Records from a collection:
** start **
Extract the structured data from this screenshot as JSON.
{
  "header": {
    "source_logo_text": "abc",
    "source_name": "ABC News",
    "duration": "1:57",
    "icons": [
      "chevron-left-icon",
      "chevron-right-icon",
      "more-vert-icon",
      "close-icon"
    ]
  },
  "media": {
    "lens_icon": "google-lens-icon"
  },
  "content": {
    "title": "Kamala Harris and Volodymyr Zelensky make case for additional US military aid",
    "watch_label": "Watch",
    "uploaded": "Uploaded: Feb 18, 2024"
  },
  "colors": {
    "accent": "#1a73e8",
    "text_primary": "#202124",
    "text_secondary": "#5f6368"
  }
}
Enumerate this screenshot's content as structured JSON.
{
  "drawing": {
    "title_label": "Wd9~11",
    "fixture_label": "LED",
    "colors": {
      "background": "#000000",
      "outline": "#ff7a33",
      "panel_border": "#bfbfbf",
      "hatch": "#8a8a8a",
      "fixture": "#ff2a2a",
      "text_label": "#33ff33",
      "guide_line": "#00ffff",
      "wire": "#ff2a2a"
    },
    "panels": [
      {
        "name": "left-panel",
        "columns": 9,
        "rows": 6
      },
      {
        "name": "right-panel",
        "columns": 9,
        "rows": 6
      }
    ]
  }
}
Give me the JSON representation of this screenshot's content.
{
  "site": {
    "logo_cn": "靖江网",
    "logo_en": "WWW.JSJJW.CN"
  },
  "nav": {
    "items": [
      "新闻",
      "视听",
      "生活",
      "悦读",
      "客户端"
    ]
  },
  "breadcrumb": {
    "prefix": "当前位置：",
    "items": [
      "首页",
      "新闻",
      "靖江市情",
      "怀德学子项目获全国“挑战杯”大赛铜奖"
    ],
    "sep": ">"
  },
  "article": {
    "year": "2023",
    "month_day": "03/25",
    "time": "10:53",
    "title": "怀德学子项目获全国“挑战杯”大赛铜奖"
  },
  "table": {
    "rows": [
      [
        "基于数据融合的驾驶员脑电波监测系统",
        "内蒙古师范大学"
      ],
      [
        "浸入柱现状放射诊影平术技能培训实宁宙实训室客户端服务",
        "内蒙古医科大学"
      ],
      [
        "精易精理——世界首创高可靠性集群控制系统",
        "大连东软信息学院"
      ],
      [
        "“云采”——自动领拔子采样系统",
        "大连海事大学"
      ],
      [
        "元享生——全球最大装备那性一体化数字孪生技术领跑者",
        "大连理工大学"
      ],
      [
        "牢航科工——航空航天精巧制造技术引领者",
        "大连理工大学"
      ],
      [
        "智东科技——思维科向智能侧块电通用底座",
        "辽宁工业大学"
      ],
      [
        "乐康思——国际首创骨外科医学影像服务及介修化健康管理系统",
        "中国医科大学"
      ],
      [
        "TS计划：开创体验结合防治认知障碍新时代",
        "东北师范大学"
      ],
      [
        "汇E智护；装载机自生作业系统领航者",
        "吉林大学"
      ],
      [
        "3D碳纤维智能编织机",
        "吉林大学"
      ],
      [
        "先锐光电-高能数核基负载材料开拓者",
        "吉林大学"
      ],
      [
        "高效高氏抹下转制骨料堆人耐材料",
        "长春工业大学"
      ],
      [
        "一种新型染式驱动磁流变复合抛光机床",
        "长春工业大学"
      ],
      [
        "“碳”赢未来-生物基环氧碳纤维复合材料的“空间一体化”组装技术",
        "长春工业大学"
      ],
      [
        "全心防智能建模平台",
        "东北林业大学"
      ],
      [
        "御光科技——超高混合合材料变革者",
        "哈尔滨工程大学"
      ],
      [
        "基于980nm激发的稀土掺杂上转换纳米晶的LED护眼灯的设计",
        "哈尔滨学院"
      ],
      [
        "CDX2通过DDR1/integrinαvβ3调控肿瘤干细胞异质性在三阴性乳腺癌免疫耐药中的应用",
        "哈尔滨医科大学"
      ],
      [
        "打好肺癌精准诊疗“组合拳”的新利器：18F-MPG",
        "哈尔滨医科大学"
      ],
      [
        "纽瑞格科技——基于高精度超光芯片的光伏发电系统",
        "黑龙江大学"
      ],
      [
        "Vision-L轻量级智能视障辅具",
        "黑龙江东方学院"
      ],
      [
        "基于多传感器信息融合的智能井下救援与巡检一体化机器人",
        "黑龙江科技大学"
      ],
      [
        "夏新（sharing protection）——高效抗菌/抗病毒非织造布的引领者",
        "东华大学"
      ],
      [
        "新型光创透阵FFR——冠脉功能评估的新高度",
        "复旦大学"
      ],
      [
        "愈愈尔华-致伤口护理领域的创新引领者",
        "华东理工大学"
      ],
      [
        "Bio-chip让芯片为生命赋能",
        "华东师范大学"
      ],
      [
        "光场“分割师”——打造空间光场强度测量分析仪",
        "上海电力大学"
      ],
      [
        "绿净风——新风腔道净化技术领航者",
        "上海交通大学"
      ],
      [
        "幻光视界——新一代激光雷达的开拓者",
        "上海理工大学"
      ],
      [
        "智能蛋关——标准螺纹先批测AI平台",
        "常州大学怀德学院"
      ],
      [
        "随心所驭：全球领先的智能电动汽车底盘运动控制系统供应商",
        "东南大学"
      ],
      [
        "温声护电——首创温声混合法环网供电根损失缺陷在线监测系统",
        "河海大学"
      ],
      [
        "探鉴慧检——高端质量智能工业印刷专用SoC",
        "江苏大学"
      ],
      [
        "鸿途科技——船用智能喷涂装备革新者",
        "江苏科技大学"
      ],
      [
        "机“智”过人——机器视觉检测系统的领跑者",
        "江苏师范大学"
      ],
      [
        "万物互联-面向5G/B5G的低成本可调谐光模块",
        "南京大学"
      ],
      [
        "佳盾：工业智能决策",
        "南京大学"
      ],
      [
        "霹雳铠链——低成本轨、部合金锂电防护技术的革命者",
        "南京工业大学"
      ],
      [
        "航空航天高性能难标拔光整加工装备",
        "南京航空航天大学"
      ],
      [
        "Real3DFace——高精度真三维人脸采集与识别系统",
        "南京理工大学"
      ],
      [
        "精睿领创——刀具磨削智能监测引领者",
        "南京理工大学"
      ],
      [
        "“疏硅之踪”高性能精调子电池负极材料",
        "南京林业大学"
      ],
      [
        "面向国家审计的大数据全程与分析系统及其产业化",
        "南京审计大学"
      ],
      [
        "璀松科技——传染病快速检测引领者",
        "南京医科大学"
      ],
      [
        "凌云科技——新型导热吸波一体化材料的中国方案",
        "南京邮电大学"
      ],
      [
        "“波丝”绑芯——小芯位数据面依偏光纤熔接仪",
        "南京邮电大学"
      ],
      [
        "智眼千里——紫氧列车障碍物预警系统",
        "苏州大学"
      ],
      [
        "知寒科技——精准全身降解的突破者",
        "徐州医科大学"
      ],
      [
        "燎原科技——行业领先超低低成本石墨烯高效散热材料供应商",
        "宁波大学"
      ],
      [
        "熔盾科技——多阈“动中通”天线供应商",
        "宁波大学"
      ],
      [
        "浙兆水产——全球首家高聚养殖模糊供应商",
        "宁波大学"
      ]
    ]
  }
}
** end **
§ **Task details**: Extract every line above exactly as it stands.

§ **Full solution**:
Extract the structured data from this screenshot as JSON.
{
  "header": {
    "source_logo_text": "abc",
    "source_name": "ABC News",
    "duration": "1:57",
    "icons": [
      "chevron-left-icon",
      "chevron-right-icon",
      "more-vert-icon",
      "close-icon"
    ]
  },
  "media": {
    "lens_icon": "google-lens-icon"
  },
  "content": {
    "title": "Kamala Harris and Volodymyr Zelensky make case for additional US military aid",
    "watch_label": "Watch",
    "uploaded": "Uploaded: Feb 18, 2024"
  },
  "colors": {
    "accent": "#1a73e8",
    "text_primary": "#202124",
    "text_secondary": "#5f6368"
  }
}
Enumerate this screenshot's content as structured JSON.
{
  "drawing": {
    "title_label": "Wd9~11",
    "fixture_label": "LED",
    "colors": {
      "background": "#000000",
      "outline": "#ff7a33",
      "panel_border": "#bfbfbf",
      "hatch": "#8a8a8a",
      "fixture": "#ff2a2a",
      "text_label": "#33ff33",
      "guide_line": "#00ffff",
      "wire": "#ff2a2a"
    },
    "panels": [
      {
        "name": "left-panel",
        "columns": 9,
        "rows": 6
      },
      {
        "name": "right-panel",
        "columns": 9,
        "rows": 6
      }
    ]
  }
}
Give me the JSON representation of this screenshot's content.
{
  "site": {
    "logo_cn": "靖江网",
    "logo_en": "WWW.JSJJW.CN"
  },
  "nav": {
    "items": [
      "新闻",
      "视听",
      "生活",
      "悦读",
      "客户端"
    ]
  },
  "breadcrumb": {
    "prefix": "当前位置：",
    "items": [
      "首页",
      "新闻",
      "靖江市情",
      "怀德学子项目获全国“挑战杯”大赛铜奖"
    ],
    "sep": ">"
  },
  "article": {
    "year": "2023",
    "month_day": "03/25",
    "time": "10:53",
    "title": "怀德学子项目获全国“挑战杯”大赛铜奖"
  },
  "table": {
    "rows": [
      [
        "基于数据融合的驾驶员脑电波监测系统",
        "内蒙古师范大学"
      ],
      [
        "浸入柱现状放射诊影平术技能培训实宁宙实训室客户端服务",
        "内蒙古医科大学"
      ],
      [
        "精易精理——世界首创高可靠性集群控制系统",
        "大连东软信息学院"
      ],
      [
        "“云采”——自动领拔子采样系统",
        "大连海事大学"
      ],
      [
        "元享生——全球最大装备那性一体化数字孪生技术领跑者",
        "大连理工大学"
      ],
      [
        "牢航科工——航空航天精巧制造技术引领者",
        "大连理工大学"
      ],
      [
        "智东科技——思维科向智能侧块电通用底座",
        "辽宁工业大学"
      ],
      [
        "乐康思——国际首创骨外科医学影像服务及介修化健康管理系统",
        "中国医科大学"
      ],
      [
        "TS计划：开创体验结合防治认知障碍新时代",
        "东北师范大学"
      ],
      [
        "汇E智护；装载机自生作业系统领航者",
        "吉林大学"
      ],
      [
        "3D碳纤维智能编织机",
        "吉林大学"
      ],
      [
        "先锐光电-高能数核基负载材料开拓者",
        "吉林大学"
      ],
      [
        "高效高氏抹下转制骨料堆人耐材料",
        "长春工业大学"
      ],
      [
        "一种新型染式驱动磁流变复合抛光机床",
        "长春工业大学"
      ],
      [
        "“碳”赢未来-生物基环氧碳纤维复合材料的“空间一体化”组装技术",
        "长春工业大学"
      ],
      [
        "全心防智能建模平台",
        "东北林业大学"
      ],
      [
        "御光科技——超高混合合材料变革者",
        "哈尔滨工程大学"
      ],
      [
        "基于980nm激发的稀土掺杂上转换纳米晶的LED护眼灯的设计",
        "哈尔滨学院"
      ],
      [
        "CDX2通过DDR1/integrinαvβ3调控肿瘤干细胞异质性在三阴性乳腺癌免疫耐药中的应用",
        "哈尔滨医科大学"
      ],
      [
        "打好肺癌精准诊疗“组合拳”的新利器：18F-MPG",
        "哈尔滨医科大学"
      ],
      [
        "纽瑞格科技——基于高精度超光芯片的光伏发电系统",
        "黑龙江大学"
      ],
      [
        "Vision-L轻量级智能视障辅具",
        "黑龙江东方学院"
      ],
      [
        "基于多传感器信息融合的智能井下救援与巡检一体化机器人",
        "黑龙江科技大学"
      ],
      [
        "夏新（sharing protection）——高效抗菌/抗病毒非织造布的引领者",
        "东华大学"
      ],
      [
        "新型光创透阵FFR——冠脉功能评估的新高度",
        "复旦大学"
      ],
      [
        "愈愈尔华-致伤口护理领域的创新引领者",
        "华东理工大学"
      ],
      [
        "Bio-chip让芯片为生命赋能",
        "华东师范大学"
      ],
      [
        "光场“分割师”——打造空间光场强度测量分析仪",
        "上海电力大学"
      ],
      [
        "绿净风——新风腔道净化技术领航者",
        "上海交通大学"
      ],
      [
        "幻光视界——新一代激光雷达的开拓者",
        "上海理工大学"
      ],
      [
        "智能蛋关——标准螺纹先批测AI平台",
        "常州大学怀德学院"
      ],
      [
        "随心所驭：全球领先的智能电动汽车底盘运动控制系统供应商",
        "东南大学"
      ],
      [
        "温声护电——首创温声混合法环网供电根损失缺陷在线监测系统",
        "河海大学"
      ],
      [
        "探鉴慧检——高端质量智能工业印刷专用SoC",
        "江苏大学"
      ],
      [
        "鸿途科技——船用智能喷涂装备革新者",
        "江苏科技大学"
      ],
      [
        "机“智”过人——机器视觉检测系统的领跑者",
        "江苏师范大学"
      ],
      [
        "万物互联-面向5G/B5G的低成本可调谐光模块",
        "南京大学"
      ],
      [
        "佳盾：工业智能决策",
        "南京大学"
      ],
      [
        "霹雳铠链——低成本轨、部合金锂电防护技术的革命者",
        "南京工业大学"
      ],
      [
        "航空航天高性能难标拔光整加工装备",
        "南京航空航天大学"
      ],
      [
        "Real3DFace——高精度真三维人脸采集与识别系统",
        "南京理工大学"
      ],
      [
        "精睿领创——刀具磨削智能监测引领者",
        "南京理工大学"
      ],
      [
        "“疏硅之踪”高性能精调子电池负极材料",
        "南京林业大学"
      ],
      [
        "面向国家审计的大数据全程与分析系统及其产业化",
        "南京审计大学"
      ],
      [
        "璀松科技——传染病快速检测引领者",
        "南京医科大学"
      ],
      [
        "凌云科技——新型导热吸波一体化材料的中国方案",
        "南京邮电大学"
      ],
      [
        "“波丝”绑芯——小芯位数据面依偏光纤熔接仪",
        "南京邮电大学"
      ],
      [
        "智眼千里——紫氧列车障碍物预警系统",
        "苏州大学"
      ],
      [
        "知寒科技——精准全身降解的突破者",
        "徐州医科大学"
      ],
      [
        "燎原科技——行业领先超低低成本石墨烯高效散热材料供应商",
        "宁波大学"
      ],
      [
        "熔盾科技——多阈“动中通”天线供应商",
        "宁波大学"
      ],
      [
        "浙兆水产——全球首家高聚养殖模糊供应商",
        "宁波大学"
      ]
    ]
  }
}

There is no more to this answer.